→ Task objective
Without altering anything, repeat each of the records.

** start of Raw data **

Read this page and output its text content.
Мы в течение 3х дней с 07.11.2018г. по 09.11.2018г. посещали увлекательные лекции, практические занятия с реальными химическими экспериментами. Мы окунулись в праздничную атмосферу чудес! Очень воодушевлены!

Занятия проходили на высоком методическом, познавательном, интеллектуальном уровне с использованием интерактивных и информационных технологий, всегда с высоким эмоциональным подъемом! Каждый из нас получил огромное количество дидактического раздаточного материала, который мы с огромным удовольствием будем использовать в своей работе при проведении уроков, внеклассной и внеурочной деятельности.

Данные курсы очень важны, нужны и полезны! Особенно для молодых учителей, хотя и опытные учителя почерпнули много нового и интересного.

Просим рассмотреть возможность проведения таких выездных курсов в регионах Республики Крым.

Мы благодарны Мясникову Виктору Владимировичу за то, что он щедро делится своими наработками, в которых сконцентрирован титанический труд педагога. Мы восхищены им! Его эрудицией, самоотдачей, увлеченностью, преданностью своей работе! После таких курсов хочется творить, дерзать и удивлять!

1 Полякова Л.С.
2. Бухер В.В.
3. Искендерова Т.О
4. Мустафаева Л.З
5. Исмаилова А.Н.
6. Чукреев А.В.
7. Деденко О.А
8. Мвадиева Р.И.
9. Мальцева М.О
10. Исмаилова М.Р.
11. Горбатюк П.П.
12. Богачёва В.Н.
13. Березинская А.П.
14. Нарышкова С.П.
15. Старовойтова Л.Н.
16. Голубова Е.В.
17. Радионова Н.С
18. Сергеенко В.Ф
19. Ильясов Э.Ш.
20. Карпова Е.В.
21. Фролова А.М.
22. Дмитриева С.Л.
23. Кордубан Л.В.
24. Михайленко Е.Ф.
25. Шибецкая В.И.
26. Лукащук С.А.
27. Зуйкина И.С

** end of Raw data **

→ Exercise output
Read this page and output its text content.
Мы в течение 3х дней с 07.11.2018г. по 09.11.2018г. посещали увлекательные лекции, практические занятия с реальными химическими экспериментами. Мы окунулись в праздничную атмосферу чудес! Очень воодушевлены!

Занятия проходили на высоком методическом, познавательном, интеллектуальном уровне с использованием интерактивных и информационных технологий, всегда с высоким эмоциональным подъемом! Каждый из нас получил огромное количество дидактического раздаточного материала, который мы с огромным удовольствием будем использовать в своей работе при проведении уроков, внеклассной и внеурочной деятельности.

Данные курсы очень важны, нужны и полезны! Особенно для молодых учителей, хотя и опытные учителя почерпнули много нового и интересного.

Просим рассмотреть возможность проведения таких выездных курсов в регионах Республики Крым.

Мы благодарны Мясникову Виктору Владимировичу за то, что он щедро делится своими наработками, в которых сконцентрирован титанический труд педагога. Мы восхищены им! Его эрудицией, самоотдачей, увлеченностью, преданностью своей работе! После таких курсов хочется творить, дерзать и удивлять!

1 Полякова Л.С.
2. Бухер В.В.
3. Искендерова Т.О
4. Мустафаева Л.З
5. Исмаилова А.Н.
6. Чукреев А.В.
7. Деденко О.А
8. Мвадиева Р.И.
9. Мальцева М.О
10. Исмаилова М.Р.
11. Горбатюк П.П.
12. Богачёва В.Н.
13. Березинская А.П.
14. Нарышкова С.П.
15. Старовойтова Л.Н.
16. Голубова Е.В.
17. Радионова Н.С
18. Сергеенко В.Ф
19. Ильясов Э.Ш.
20. Карпова Е.В.
21. Фролова А.М.
22. Дмитриева С.Л.
23. Кордубан Л.В.
24. Михайленко Е.Ф.
25. Шибецкая В.И.
26. Лукащук С.А.
27. Зуйкина И.С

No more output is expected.